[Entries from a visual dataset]
* * *

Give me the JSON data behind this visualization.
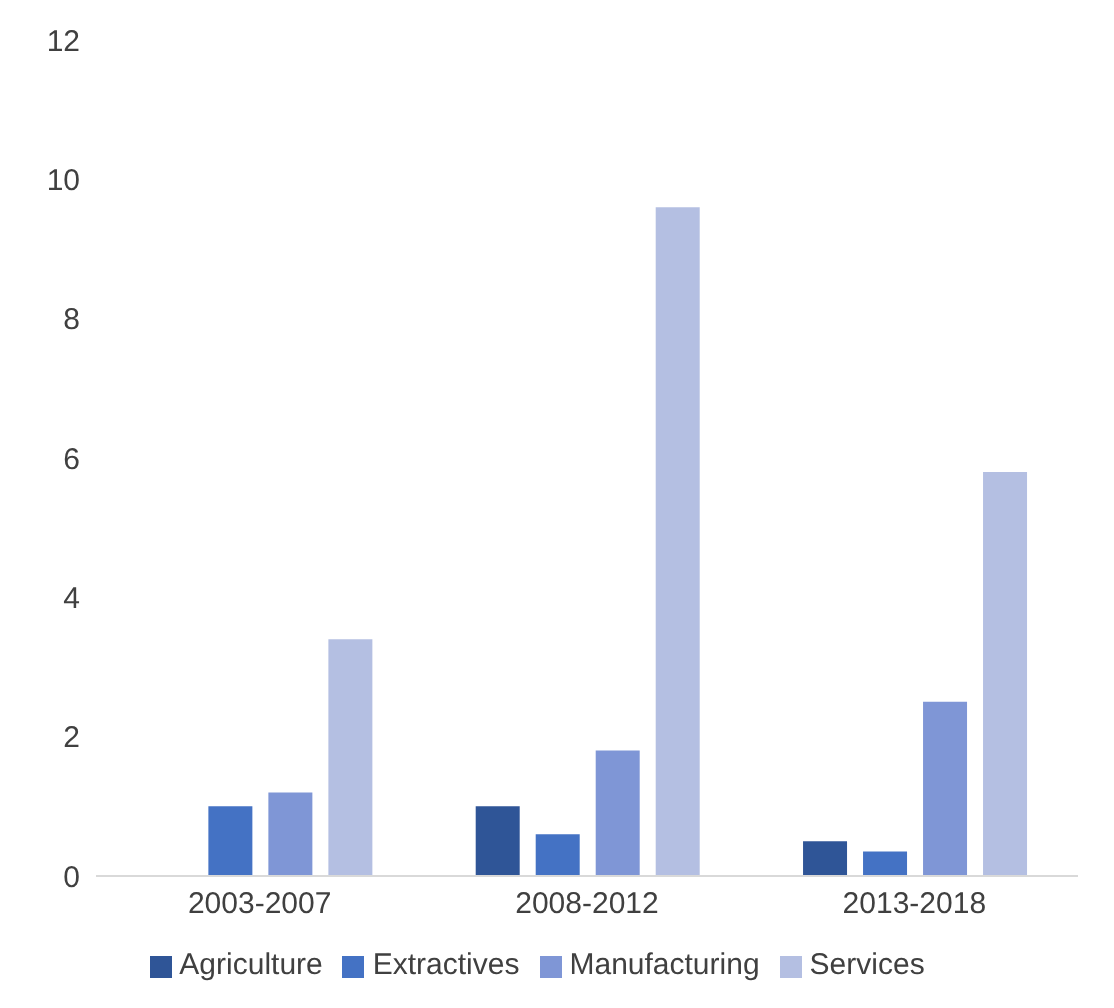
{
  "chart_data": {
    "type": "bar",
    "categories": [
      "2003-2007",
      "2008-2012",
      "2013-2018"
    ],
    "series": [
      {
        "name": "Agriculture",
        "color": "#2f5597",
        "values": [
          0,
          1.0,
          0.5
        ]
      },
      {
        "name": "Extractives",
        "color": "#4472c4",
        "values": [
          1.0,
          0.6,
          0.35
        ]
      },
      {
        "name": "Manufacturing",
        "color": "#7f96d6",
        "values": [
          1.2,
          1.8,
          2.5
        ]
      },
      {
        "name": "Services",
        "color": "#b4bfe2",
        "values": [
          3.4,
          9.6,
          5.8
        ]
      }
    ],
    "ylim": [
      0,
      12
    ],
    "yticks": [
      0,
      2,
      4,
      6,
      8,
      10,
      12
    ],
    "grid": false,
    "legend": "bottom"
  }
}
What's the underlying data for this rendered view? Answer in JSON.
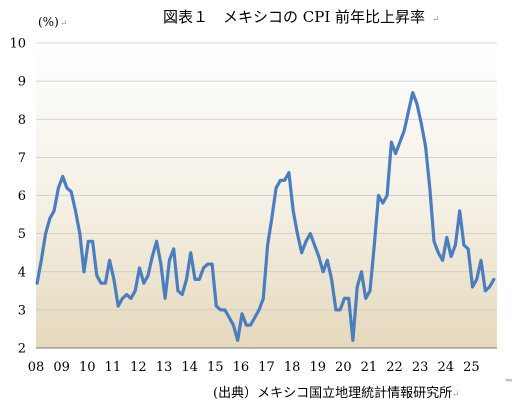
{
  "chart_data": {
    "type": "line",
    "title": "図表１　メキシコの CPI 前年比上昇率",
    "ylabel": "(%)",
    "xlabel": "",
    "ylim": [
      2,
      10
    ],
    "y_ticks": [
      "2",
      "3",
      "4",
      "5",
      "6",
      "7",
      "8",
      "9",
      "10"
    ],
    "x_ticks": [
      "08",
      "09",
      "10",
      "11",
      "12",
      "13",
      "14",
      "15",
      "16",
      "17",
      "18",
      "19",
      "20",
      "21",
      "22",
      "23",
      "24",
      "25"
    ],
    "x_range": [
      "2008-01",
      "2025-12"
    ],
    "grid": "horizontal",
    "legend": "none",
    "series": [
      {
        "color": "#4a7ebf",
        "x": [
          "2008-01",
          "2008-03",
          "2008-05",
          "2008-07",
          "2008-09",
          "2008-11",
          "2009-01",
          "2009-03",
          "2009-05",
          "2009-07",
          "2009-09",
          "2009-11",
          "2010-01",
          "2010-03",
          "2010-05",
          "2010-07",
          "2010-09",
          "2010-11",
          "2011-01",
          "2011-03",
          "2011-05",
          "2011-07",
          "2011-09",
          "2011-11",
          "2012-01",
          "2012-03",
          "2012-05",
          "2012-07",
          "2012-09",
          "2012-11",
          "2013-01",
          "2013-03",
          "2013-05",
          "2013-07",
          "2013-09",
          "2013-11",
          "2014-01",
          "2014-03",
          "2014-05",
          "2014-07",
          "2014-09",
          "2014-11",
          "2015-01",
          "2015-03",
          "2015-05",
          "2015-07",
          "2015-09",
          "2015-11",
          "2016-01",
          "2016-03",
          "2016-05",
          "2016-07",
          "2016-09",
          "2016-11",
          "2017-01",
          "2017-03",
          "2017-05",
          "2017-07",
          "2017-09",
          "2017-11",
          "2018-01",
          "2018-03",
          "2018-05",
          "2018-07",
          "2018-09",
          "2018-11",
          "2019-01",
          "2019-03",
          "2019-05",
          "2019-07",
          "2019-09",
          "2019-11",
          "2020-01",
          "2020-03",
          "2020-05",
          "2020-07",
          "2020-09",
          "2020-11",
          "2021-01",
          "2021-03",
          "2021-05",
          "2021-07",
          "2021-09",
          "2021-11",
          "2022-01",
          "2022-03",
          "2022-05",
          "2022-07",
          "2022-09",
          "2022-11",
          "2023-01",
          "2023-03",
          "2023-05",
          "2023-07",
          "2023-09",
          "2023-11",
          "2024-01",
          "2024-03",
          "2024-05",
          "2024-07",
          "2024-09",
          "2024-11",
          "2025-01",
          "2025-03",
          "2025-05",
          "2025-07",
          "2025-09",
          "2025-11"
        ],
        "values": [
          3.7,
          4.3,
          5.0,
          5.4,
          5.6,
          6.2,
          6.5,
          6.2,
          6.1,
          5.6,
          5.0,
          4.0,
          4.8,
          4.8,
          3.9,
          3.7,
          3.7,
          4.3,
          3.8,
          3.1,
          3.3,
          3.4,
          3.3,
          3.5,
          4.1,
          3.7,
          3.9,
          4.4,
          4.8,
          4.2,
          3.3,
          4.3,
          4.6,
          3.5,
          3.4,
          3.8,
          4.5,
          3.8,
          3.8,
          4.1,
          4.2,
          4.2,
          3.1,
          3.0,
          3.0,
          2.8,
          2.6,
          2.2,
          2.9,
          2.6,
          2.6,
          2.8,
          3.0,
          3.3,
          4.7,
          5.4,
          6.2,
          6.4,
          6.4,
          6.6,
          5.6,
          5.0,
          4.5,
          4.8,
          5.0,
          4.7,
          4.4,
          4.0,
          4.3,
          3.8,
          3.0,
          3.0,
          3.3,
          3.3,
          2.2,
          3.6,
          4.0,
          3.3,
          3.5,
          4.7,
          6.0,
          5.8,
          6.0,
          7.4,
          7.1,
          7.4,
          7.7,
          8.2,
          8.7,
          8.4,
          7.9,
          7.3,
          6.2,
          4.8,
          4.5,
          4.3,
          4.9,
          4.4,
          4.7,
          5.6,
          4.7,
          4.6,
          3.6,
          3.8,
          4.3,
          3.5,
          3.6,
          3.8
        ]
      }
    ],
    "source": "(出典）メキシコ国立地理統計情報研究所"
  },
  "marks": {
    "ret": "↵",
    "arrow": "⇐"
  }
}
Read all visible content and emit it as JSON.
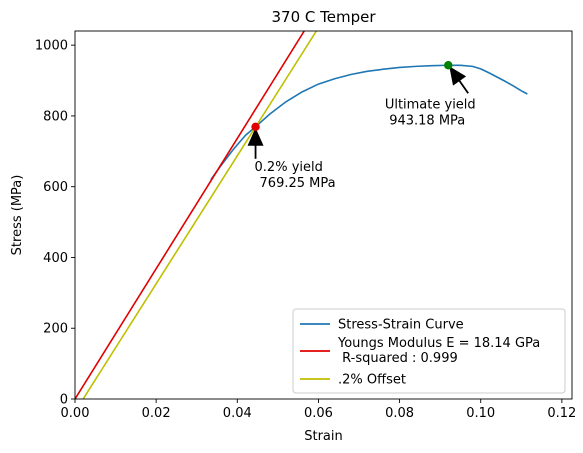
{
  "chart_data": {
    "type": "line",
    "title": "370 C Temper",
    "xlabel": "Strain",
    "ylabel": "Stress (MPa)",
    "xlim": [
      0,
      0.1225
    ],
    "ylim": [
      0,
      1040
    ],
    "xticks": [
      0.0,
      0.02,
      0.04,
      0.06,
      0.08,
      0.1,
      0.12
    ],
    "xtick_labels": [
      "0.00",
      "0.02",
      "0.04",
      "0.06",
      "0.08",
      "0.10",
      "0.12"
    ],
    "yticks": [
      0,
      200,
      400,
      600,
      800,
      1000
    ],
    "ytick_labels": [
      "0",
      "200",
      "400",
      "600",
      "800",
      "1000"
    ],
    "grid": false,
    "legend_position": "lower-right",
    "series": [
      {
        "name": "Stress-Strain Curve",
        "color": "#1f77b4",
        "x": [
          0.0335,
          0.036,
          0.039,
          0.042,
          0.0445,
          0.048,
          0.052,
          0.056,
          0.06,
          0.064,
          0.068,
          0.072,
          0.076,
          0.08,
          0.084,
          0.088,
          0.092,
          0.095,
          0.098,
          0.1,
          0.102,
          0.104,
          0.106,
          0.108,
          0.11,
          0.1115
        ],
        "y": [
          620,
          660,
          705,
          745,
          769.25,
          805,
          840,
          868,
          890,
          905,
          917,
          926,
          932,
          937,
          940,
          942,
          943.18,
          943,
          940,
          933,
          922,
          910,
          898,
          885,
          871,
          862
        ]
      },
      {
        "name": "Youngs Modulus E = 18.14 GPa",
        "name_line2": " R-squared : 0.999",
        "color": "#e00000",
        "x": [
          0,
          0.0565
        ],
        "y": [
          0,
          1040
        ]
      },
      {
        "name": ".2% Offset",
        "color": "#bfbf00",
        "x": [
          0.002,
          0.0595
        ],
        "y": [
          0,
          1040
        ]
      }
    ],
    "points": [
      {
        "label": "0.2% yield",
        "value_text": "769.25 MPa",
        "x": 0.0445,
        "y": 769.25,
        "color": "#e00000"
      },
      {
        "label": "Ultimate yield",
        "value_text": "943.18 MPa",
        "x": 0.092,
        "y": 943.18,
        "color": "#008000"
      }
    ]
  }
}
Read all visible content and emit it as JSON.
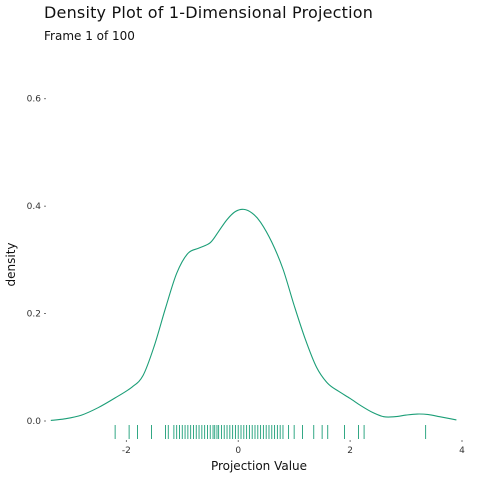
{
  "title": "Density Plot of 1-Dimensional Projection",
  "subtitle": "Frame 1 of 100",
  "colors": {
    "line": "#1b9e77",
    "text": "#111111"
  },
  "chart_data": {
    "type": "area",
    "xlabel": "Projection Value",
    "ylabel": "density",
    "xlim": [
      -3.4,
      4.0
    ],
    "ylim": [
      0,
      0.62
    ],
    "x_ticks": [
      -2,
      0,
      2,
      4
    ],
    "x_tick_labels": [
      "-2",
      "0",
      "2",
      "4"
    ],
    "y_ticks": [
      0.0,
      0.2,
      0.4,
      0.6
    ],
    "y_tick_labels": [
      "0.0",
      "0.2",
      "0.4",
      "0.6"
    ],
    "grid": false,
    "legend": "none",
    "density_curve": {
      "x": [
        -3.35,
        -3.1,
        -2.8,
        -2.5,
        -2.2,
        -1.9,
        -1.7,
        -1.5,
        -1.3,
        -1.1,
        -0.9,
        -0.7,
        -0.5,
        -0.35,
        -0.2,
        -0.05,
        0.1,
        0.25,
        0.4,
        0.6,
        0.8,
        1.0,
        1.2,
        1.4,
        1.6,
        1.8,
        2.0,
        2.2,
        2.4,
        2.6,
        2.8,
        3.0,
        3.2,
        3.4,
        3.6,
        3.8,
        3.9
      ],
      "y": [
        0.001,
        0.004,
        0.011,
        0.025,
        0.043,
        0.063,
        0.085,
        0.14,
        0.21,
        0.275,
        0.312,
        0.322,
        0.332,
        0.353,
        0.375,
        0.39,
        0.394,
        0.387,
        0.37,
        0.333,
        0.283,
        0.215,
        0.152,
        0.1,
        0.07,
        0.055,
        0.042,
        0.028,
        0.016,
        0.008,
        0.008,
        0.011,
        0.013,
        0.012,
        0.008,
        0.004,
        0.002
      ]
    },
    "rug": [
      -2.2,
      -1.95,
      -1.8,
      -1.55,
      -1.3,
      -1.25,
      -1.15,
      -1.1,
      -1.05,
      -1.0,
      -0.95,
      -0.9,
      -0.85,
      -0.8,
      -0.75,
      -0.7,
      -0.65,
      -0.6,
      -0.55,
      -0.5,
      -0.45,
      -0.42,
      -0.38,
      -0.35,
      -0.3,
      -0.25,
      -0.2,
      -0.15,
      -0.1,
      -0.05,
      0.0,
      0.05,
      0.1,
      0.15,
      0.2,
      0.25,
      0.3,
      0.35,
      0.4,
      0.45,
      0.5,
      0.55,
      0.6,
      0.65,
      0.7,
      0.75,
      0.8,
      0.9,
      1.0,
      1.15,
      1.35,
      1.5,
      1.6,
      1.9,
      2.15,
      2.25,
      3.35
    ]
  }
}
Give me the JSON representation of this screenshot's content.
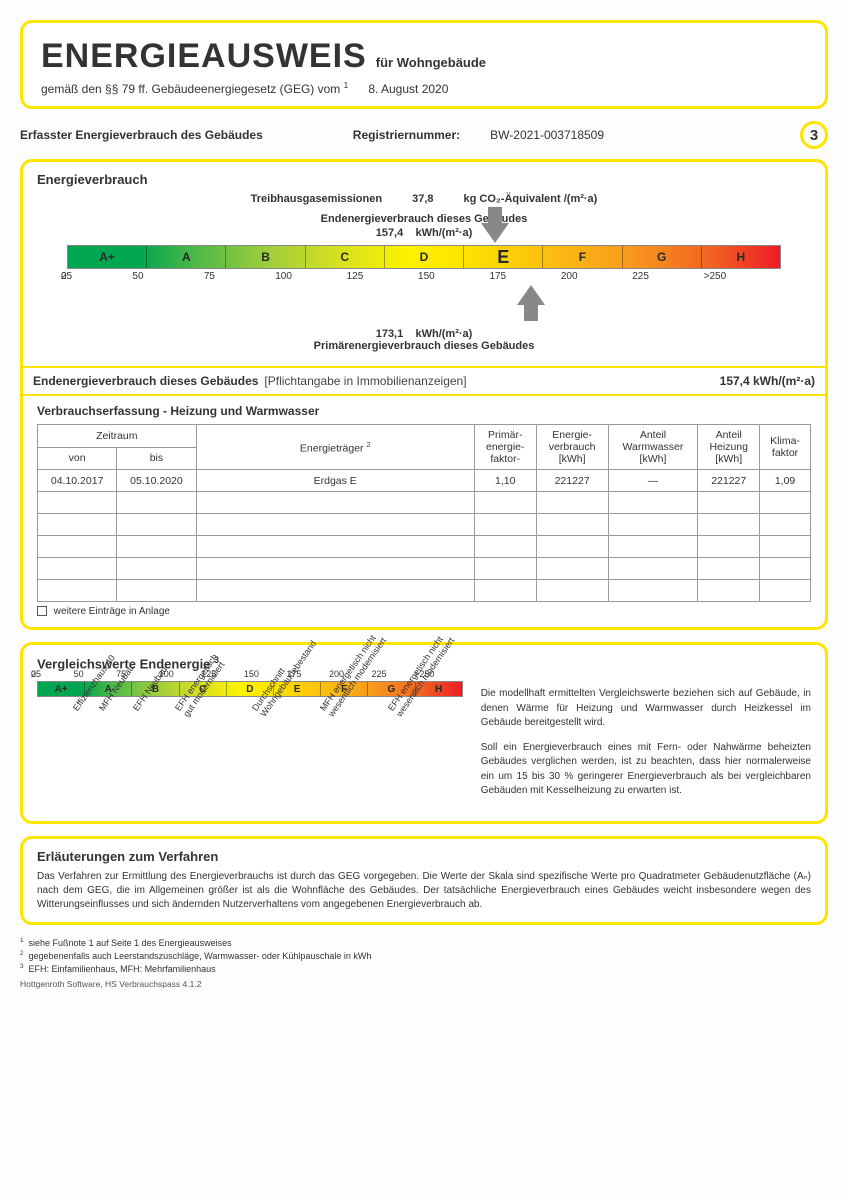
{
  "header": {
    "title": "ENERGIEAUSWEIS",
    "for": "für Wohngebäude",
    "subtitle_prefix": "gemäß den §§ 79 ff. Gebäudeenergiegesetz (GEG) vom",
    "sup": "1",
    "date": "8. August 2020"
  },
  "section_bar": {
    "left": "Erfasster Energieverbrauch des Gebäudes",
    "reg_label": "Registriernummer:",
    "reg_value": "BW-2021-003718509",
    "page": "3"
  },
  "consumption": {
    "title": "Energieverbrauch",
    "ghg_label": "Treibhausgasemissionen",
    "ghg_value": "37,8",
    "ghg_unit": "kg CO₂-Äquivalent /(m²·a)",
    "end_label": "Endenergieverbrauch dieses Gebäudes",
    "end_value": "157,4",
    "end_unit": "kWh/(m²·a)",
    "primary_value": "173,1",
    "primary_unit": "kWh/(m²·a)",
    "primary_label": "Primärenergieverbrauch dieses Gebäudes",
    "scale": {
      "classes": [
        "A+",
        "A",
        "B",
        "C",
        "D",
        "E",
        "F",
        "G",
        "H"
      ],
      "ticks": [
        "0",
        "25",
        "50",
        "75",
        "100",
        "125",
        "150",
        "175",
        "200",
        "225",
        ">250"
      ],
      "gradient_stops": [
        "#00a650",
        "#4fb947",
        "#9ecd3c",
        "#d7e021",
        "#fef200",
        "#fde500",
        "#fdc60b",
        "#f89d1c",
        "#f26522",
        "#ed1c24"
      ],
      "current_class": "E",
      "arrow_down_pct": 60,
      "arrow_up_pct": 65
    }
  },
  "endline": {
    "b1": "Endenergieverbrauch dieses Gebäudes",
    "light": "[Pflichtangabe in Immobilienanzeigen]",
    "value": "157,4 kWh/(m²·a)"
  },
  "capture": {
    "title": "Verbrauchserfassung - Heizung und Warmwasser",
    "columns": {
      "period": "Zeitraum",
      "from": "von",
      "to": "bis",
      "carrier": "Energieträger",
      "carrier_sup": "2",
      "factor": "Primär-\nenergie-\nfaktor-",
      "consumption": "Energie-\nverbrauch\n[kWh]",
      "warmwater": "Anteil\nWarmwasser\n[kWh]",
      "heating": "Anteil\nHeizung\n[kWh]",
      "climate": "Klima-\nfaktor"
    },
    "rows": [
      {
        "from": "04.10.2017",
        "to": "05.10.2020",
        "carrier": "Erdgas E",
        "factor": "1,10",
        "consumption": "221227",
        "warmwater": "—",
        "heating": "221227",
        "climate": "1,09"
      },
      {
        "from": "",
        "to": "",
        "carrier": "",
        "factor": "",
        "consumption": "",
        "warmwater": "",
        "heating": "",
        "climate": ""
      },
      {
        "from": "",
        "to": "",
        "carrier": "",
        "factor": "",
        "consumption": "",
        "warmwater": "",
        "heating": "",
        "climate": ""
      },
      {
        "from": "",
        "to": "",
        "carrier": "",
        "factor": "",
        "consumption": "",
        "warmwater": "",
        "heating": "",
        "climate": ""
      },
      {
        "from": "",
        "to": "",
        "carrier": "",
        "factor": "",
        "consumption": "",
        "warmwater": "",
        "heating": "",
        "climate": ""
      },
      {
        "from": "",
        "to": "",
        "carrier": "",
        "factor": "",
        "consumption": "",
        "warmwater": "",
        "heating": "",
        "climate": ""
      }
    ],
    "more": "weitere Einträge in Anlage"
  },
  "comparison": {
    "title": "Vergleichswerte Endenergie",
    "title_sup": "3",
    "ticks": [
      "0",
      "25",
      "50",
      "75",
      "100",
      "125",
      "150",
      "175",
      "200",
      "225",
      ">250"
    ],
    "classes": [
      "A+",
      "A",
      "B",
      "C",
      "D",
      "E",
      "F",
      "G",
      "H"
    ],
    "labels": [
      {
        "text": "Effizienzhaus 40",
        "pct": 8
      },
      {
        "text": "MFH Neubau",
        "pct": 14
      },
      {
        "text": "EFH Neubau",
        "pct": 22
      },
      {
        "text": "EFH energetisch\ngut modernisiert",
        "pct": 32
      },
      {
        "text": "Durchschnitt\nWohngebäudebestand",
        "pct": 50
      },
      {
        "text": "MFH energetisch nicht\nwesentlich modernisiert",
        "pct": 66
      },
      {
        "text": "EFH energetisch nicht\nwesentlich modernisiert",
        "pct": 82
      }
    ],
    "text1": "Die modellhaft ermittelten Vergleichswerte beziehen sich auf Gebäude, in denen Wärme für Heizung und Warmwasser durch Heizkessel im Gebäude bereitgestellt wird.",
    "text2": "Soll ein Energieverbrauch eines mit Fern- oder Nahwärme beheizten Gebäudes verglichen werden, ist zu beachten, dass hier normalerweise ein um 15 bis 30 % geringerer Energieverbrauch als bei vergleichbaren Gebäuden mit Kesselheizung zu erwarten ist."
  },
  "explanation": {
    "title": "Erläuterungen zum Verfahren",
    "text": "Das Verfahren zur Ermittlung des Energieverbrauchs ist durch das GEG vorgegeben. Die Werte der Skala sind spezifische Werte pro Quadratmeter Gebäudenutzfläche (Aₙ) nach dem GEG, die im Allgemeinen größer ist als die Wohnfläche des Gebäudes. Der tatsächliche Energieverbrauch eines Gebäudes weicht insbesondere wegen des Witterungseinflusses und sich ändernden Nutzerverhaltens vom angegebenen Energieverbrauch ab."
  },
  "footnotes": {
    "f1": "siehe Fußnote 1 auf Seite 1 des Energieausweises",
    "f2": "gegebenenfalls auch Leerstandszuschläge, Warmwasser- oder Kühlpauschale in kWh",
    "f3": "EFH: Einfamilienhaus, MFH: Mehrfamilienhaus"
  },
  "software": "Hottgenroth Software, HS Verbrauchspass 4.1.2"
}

* * *

### [THE REQUEST]
Only lines with the string "ylabel" belong in your answer; copy each one.

### [OUTPUT OF THE TASK]
    "ylabel": "(%)",
    "ylabel": "Stress (MPa)",
    "ylabel": "density",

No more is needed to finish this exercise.